In the listing below, find every line with the string "Creare" and pull it out.

_ _ _ _ _

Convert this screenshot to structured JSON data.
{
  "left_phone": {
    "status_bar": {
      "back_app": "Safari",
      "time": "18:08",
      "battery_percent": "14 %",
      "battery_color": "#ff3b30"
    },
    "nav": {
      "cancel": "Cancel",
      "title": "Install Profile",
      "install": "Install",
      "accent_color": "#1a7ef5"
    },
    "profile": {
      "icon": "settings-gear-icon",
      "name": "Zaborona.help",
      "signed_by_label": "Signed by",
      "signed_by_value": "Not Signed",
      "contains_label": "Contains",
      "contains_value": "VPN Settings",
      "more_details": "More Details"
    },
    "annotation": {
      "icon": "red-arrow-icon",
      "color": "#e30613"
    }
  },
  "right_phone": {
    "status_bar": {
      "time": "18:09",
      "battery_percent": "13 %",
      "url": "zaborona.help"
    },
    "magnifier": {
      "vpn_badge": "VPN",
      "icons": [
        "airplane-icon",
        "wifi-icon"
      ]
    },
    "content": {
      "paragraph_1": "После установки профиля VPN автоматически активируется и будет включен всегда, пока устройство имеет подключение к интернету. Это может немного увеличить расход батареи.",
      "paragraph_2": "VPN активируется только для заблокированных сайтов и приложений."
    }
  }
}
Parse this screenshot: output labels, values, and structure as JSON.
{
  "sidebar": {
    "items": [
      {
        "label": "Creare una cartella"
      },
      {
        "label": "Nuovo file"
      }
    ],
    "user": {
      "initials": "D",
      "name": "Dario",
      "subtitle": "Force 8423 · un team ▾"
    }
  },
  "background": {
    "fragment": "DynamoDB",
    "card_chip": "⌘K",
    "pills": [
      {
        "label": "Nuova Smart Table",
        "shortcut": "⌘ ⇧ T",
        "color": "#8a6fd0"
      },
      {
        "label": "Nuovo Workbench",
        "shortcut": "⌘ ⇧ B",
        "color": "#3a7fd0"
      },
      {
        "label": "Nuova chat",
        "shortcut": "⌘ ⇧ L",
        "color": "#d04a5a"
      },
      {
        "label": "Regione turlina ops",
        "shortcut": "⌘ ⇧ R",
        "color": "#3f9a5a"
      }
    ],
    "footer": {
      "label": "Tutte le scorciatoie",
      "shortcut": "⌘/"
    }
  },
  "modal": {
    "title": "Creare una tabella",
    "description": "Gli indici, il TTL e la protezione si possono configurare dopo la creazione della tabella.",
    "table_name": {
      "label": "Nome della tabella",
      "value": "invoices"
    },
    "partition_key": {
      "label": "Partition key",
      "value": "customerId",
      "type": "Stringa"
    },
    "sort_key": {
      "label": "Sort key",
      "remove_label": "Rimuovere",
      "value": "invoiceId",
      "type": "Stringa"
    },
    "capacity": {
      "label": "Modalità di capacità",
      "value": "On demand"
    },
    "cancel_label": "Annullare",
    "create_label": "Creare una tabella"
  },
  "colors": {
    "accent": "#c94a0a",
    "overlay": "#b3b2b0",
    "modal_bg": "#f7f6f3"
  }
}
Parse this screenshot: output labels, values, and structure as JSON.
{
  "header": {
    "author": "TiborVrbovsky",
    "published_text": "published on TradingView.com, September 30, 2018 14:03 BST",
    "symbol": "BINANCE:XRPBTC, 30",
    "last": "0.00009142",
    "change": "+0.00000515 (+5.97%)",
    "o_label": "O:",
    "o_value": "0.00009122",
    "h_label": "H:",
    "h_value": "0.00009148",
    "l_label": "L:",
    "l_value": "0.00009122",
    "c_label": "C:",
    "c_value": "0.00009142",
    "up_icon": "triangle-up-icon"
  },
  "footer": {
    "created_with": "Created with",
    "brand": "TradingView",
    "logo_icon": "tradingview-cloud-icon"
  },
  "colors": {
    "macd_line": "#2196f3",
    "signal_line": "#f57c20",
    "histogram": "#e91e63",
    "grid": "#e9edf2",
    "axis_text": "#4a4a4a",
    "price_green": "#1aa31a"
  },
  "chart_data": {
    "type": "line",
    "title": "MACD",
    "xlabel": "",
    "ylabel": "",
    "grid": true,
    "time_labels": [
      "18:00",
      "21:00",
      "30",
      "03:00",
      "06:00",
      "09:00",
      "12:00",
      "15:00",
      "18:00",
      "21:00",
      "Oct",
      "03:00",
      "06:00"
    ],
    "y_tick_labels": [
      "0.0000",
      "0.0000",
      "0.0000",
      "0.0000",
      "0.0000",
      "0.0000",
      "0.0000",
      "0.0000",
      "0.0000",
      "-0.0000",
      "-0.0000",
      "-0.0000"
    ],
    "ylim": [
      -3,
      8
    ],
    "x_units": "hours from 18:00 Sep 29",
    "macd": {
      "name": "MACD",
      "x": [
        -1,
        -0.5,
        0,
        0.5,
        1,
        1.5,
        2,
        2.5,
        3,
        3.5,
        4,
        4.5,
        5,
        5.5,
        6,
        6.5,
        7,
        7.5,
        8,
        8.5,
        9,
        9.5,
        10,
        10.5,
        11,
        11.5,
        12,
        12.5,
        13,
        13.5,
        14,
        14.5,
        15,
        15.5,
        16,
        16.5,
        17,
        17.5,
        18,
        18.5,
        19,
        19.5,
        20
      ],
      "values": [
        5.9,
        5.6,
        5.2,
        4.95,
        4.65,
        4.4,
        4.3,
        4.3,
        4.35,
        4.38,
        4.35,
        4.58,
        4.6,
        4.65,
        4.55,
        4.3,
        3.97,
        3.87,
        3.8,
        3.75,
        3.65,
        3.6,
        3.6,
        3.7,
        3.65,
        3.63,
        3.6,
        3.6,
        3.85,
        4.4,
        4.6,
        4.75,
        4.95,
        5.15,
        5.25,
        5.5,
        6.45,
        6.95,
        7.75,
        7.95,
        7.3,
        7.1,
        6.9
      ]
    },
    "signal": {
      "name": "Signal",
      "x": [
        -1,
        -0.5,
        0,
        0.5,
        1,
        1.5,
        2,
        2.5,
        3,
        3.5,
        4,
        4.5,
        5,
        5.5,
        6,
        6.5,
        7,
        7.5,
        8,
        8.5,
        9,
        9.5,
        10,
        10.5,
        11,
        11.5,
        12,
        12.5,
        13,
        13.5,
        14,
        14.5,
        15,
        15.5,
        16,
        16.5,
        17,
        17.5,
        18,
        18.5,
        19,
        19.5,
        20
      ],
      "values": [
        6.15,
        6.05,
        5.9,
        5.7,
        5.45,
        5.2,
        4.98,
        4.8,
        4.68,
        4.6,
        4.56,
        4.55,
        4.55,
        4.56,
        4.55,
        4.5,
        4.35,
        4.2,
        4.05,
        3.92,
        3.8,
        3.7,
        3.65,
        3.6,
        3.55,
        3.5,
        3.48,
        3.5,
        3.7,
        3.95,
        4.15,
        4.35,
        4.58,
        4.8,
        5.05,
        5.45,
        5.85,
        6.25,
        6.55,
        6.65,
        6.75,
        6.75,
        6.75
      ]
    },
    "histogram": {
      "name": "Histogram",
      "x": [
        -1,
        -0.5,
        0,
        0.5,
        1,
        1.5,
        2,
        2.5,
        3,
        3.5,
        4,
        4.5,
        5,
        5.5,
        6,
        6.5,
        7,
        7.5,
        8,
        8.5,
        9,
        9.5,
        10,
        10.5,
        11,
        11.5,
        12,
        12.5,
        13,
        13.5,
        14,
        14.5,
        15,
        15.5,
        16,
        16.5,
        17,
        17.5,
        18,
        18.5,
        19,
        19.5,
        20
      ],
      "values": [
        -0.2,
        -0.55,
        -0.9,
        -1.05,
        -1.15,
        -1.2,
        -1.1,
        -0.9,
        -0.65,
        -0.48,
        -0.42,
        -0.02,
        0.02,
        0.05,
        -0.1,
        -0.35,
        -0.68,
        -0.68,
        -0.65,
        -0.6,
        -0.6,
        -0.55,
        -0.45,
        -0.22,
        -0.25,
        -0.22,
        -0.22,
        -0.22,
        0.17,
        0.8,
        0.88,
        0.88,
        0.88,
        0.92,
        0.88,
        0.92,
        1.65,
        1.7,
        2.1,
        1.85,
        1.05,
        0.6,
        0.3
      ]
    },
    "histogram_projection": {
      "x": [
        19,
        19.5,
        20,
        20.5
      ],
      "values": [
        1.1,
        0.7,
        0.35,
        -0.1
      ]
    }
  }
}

_ _ _ _ _

Task answer:
        "label": "Creare una cartella"
    "title": "Creare una tabella",
    "create_label": "Creare una tabella"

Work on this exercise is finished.